WHAT TO PRODUCE: Lines containing the word "муниципальных" are the ones to copy from the records below.

DATASET EXCERPTS:

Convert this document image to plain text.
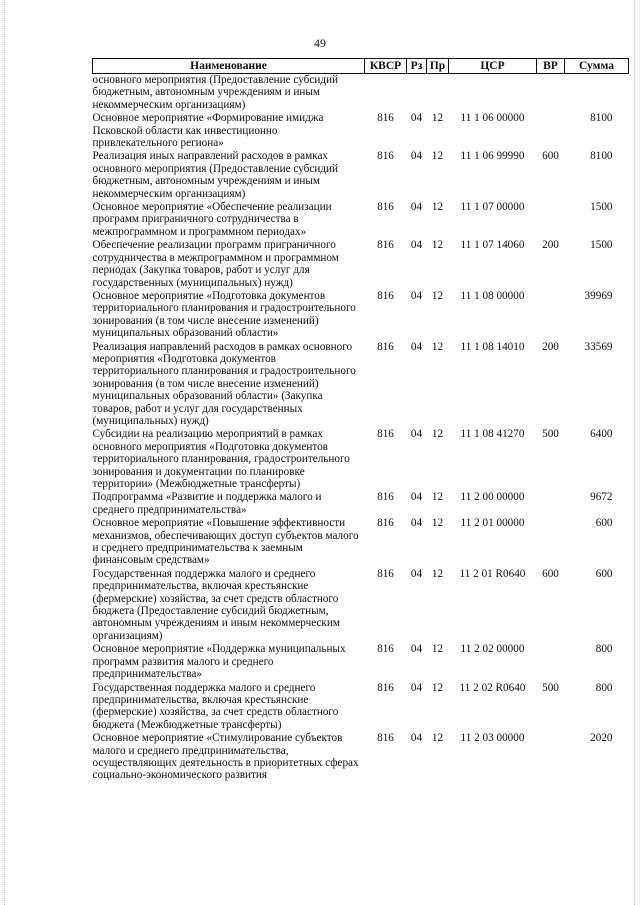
49
Наименование	КВСР	Рз	Пр	ЦСР	ВР	Сумма
основного мероприятия (Предоставление субсидий бюджетным, автономным учреждениям и иным некоммерческим организациям)						
Основное мероприятие «Формирование имиджа Псковской области как инвестиционно привлекательного региона»	816	04	12	11 1 06 00000		8100
Реализация иных направлений расходов в рамках основного мероприятия (Предоставление субсидий бюджетным, автономным учреждениям и иным некоммерческим организациям)	816	04	12	11 1 06 99990	600	8100
Основное мероприятие «Обеспечение реализации программ приграничного сотрудничества в межпрограммном и программном периодах»	816	04	12	11 1 07 00000		1500
Обеспечение реализации программ приграничного сотрудничества в межпрограммном и программном периодах (Закупка товаров, работ и услуг для государственных (муниципальных) нужд)	816	04	12	11 1 07 14060	200	1500
Основное мероприятие «Подготовка документов территориального планирования и градостроительного зонирования (в том числе внесение изменений) муниципальных образований области»	816	04	12	11 1 08 00000		39969
Реализация направлений расходов в рамках основного мероприятия «Подготовка документов территориального планирования и градостроительного зонирования (в том числе внесение изменений) муниципальных образований области» (Закупка товаров, работ и услуг для государственных (муниципальных) нужд)	816	04	12	11 1 08 14010	200	33569
Субсидии на реализацию мероприятий в рамках основного мероприятия «Подготовка документов территориального планирования, градостроительного зонирования и документации по планировке территории» (Межбюджетные трансферты)	816	04	12	11 1 08 41270	500	6400
Подпрограмма «Развитие и поддержка малого и среднего предпринимательства»	816	04	12	11 2 00 00000		9672
Основное мероприятие «Повышение эффективности механизмов, обеспечивающих доступ субъектов малого и среднего предпринимательства к заемным финансовым средствам»	816	04	12	11 2 01 00000		600
Государственная поддержка малого и среднего предпринимательства, включая крестьянские (фермерские) хозяйства, за счет средств областного бюджета (Предоставление субсидий бюджетным, автономным учреждениям и иным некоммерческим организациям)	816	04	12	11 2 01 R0640	600	600
Основное мероприятие «Поддержка муниципальных программ развития малого и среднего предпринимательства»	816	04	12	11 2 02 00000		800
Государственная поддержка малого и среднего предпринимательства, включая крестьянские (фермерские) хозяйства, за счет средств областного бюджета (Межбюджетные трансферты)	816	04	12	11 2 02 R0640	500	800
Основное мероприятие «Стимулирование субъектов малого и среднего предпринимательства, осуществляющих деятельность в приоритетных сферах социально-экономического развития	816	04	12	11 2 03 00000		2020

ANSWER IN FULL:
Обеспечение реализации программ приграничного сотрудничества в межпрограммном и программном периодах (Закупка товаров, работ и услуг для государственных (муниципальных) нужд)	816	04	12	11 1 07 14060	200	1500
Основное мероприятие «Подготовка документов территориального планирования и градостроительного зонирования (в том числе внесение изменений) муниципальных образований области»	816	04	12	11 1 08 00000		39969
Реализация направлений расходов в рамках основного мероприятия «Подготовка документов территориального планирования и градостроительного зонирования (в том числе внесение изменений) муниципальных образований области» (Закупка товаров, работ и услуг для государственных (муниципальных) нужд)	816	04	12	11 1 08 14010	200	33569
Основное мероприятие «Поддержка муниципальных программ развития малого и среднего предпринимательства»	816	04	12	11 2 02 00000		800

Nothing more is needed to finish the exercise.